▶ TASK OBJECTIVE:
Look through the listing and locate every line containing the word "this"; copy those lines.

▶ SOURCE MATERIAL:
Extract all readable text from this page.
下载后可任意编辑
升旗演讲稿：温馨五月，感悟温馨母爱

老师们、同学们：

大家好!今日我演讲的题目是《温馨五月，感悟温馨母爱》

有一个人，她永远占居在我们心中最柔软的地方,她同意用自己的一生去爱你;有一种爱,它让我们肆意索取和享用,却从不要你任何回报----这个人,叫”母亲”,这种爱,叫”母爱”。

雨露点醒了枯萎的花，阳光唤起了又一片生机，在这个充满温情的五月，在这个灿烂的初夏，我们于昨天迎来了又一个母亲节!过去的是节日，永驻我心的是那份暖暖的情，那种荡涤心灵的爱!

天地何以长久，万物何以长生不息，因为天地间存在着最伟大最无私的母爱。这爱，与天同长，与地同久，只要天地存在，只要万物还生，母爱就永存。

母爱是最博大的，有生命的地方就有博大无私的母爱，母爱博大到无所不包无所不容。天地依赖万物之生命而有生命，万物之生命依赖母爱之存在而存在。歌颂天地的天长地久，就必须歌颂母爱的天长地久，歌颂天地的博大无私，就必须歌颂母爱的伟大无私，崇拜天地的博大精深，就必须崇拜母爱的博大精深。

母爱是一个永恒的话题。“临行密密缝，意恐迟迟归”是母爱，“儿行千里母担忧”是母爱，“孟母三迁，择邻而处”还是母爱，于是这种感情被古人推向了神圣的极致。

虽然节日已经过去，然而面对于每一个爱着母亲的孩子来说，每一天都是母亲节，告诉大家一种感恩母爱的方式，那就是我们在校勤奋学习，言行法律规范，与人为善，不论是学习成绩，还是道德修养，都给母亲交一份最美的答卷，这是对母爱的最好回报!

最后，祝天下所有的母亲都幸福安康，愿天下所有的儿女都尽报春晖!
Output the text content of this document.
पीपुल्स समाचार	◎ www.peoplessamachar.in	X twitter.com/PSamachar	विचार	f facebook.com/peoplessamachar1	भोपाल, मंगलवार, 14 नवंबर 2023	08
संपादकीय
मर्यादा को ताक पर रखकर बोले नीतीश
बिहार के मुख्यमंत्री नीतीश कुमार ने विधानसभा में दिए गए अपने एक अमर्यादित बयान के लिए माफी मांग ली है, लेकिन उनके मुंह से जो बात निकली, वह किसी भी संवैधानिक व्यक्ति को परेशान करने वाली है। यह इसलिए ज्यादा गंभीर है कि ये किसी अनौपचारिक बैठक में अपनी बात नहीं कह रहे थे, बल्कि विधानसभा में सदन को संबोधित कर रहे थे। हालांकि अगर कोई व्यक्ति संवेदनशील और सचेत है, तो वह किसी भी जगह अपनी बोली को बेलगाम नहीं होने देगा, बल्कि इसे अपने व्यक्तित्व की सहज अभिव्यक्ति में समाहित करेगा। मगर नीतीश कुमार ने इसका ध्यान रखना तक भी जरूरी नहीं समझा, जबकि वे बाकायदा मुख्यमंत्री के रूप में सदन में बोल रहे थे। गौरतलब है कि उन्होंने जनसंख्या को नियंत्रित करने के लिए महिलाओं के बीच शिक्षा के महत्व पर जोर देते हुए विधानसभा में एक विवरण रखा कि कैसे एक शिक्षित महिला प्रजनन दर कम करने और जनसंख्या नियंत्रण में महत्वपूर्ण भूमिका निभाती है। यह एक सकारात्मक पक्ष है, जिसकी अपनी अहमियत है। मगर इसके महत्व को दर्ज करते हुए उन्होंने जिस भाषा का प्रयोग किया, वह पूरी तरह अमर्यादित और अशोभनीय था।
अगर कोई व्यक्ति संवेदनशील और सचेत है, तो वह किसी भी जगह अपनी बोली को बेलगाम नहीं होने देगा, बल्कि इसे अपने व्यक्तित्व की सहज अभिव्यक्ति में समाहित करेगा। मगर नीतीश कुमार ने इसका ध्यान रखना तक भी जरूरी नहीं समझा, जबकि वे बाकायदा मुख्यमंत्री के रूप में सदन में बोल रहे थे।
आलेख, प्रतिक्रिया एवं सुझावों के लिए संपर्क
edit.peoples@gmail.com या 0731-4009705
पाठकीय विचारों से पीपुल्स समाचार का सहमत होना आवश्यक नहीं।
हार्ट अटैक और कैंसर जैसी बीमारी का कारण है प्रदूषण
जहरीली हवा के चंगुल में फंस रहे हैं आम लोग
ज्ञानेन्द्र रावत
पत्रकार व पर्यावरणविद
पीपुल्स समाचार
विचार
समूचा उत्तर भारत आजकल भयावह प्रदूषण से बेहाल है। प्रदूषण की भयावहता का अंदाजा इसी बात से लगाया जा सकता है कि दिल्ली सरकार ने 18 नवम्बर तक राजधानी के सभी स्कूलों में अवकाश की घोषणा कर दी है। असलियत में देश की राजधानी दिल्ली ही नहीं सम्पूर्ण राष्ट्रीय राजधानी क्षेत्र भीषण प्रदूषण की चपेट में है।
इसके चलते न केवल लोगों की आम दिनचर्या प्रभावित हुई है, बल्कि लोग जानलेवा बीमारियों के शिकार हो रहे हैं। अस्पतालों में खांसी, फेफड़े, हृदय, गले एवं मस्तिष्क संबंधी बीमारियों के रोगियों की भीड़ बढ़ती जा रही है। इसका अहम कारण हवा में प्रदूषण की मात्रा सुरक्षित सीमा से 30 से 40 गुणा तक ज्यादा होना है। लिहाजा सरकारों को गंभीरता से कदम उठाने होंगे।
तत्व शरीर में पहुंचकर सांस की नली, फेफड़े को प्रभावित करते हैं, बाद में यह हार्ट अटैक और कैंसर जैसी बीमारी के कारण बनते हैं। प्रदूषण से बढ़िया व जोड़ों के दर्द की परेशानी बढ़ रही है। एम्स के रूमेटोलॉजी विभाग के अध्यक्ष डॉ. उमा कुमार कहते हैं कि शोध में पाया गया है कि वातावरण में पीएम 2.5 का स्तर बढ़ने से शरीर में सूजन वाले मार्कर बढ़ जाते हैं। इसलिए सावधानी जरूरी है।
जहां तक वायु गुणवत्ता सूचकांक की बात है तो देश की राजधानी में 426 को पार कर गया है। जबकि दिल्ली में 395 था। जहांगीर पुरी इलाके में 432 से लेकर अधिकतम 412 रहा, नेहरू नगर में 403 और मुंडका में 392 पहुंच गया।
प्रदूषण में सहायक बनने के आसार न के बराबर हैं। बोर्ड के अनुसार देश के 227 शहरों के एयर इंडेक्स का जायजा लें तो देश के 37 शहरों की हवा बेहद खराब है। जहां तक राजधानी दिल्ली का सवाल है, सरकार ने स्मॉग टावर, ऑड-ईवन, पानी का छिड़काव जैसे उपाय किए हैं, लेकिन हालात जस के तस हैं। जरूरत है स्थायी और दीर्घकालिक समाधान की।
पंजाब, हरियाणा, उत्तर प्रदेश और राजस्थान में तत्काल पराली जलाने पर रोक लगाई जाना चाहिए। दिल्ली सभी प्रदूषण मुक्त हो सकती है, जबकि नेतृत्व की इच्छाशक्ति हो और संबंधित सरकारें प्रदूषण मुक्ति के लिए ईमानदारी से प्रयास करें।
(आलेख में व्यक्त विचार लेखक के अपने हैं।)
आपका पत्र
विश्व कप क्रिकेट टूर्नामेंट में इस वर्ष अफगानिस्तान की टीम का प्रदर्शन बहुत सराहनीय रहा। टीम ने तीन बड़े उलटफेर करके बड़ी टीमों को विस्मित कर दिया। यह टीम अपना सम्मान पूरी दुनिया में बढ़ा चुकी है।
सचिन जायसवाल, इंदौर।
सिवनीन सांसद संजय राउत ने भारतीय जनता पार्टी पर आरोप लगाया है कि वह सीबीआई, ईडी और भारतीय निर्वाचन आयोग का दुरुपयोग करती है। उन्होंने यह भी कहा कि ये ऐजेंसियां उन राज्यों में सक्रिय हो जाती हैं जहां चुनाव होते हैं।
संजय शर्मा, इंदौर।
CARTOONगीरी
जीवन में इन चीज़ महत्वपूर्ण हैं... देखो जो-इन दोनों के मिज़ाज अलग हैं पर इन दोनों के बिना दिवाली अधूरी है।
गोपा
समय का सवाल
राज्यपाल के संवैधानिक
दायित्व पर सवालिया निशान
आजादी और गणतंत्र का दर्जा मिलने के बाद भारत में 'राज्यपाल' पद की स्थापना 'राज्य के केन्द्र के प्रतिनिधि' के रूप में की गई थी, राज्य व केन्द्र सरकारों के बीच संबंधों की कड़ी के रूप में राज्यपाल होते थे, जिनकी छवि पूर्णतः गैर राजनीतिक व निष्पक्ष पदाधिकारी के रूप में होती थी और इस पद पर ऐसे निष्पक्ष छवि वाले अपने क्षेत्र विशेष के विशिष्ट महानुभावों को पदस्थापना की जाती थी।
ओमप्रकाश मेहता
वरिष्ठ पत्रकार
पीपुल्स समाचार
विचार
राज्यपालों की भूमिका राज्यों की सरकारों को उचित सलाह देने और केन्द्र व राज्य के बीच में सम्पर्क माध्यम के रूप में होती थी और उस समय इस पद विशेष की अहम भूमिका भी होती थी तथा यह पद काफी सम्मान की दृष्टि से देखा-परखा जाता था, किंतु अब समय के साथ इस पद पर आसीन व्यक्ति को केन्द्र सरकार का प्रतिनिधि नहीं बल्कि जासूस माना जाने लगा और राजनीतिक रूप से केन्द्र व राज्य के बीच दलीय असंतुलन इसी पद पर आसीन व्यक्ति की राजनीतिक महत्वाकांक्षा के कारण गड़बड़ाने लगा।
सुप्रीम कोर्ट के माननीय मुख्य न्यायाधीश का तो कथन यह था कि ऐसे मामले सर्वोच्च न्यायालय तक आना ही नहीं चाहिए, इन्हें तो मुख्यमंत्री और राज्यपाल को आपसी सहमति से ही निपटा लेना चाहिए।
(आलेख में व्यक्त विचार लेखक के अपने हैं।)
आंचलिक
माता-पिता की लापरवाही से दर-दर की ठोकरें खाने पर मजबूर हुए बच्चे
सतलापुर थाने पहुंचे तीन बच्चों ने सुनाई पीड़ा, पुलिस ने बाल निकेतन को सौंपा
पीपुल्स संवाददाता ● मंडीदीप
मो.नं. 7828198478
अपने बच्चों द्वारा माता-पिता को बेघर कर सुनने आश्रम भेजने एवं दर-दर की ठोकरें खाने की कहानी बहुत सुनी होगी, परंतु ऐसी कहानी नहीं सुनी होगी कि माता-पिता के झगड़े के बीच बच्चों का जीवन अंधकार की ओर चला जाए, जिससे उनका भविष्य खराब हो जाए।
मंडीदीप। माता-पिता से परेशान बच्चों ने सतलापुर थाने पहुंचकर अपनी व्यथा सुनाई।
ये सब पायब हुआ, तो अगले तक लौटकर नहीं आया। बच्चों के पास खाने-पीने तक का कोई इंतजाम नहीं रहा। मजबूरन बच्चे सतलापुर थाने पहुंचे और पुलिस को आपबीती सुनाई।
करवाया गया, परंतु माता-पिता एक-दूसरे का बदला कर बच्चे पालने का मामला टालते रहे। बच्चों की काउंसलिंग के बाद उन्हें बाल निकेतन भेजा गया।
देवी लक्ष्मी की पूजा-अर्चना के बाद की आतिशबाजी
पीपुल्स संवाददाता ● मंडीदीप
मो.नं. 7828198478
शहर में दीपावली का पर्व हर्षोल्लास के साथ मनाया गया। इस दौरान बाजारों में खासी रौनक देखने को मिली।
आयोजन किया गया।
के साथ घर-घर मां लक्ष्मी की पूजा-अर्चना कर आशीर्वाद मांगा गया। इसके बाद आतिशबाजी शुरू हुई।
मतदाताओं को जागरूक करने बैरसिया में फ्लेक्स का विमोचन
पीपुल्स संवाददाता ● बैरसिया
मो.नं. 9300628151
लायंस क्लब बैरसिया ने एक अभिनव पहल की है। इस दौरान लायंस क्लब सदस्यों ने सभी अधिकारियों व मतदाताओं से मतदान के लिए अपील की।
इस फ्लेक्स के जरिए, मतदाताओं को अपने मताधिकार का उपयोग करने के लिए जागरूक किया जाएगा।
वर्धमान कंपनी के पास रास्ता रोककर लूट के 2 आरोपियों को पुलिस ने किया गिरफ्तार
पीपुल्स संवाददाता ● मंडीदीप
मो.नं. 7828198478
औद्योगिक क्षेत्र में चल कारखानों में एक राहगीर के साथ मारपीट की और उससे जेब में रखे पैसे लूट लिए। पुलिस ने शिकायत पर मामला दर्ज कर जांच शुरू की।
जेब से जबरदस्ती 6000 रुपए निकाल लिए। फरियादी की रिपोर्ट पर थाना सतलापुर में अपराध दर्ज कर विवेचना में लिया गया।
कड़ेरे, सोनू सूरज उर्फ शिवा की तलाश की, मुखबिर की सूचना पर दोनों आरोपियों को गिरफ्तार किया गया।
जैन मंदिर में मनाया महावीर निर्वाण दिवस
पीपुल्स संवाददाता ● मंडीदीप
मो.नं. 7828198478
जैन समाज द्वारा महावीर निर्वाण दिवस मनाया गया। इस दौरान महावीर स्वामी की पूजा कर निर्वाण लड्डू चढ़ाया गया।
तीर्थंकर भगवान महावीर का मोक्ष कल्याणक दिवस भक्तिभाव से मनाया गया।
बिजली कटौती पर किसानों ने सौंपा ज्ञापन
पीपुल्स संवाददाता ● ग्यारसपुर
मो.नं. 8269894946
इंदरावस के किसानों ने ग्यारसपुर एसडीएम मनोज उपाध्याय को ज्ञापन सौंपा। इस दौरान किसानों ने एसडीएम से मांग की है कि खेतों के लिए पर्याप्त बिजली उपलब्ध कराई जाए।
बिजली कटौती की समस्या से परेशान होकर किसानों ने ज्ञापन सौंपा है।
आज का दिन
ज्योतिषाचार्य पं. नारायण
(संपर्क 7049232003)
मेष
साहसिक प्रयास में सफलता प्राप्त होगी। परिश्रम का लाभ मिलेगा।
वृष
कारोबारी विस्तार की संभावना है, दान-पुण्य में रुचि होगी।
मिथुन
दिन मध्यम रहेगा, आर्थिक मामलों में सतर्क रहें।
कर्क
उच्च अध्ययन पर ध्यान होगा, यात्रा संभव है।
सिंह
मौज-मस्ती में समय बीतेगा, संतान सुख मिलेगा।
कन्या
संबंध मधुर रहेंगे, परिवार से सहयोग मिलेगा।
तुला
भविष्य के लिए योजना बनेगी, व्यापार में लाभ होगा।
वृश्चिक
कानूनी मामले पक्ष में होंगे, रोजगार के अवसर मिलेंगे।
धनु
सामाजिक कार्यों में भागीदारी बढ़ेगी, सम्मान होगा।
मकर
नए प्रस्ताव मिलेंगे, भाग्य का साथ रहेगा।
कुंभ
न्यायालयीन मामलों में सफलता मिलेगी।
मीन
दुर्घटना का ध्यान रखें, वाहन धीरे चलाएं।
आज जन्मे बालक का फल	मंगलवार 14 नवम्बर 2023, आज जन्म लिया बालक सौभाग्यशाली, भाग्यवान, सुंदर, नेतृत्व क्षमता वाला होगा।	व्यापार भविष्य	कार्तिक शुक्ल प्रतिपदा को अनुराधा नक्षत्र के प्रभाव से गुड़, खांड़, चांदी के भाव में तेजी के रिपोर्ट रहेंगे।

▶ EXERCISE RESULT:
Extract all readable text from this page.
Output the text content of this document.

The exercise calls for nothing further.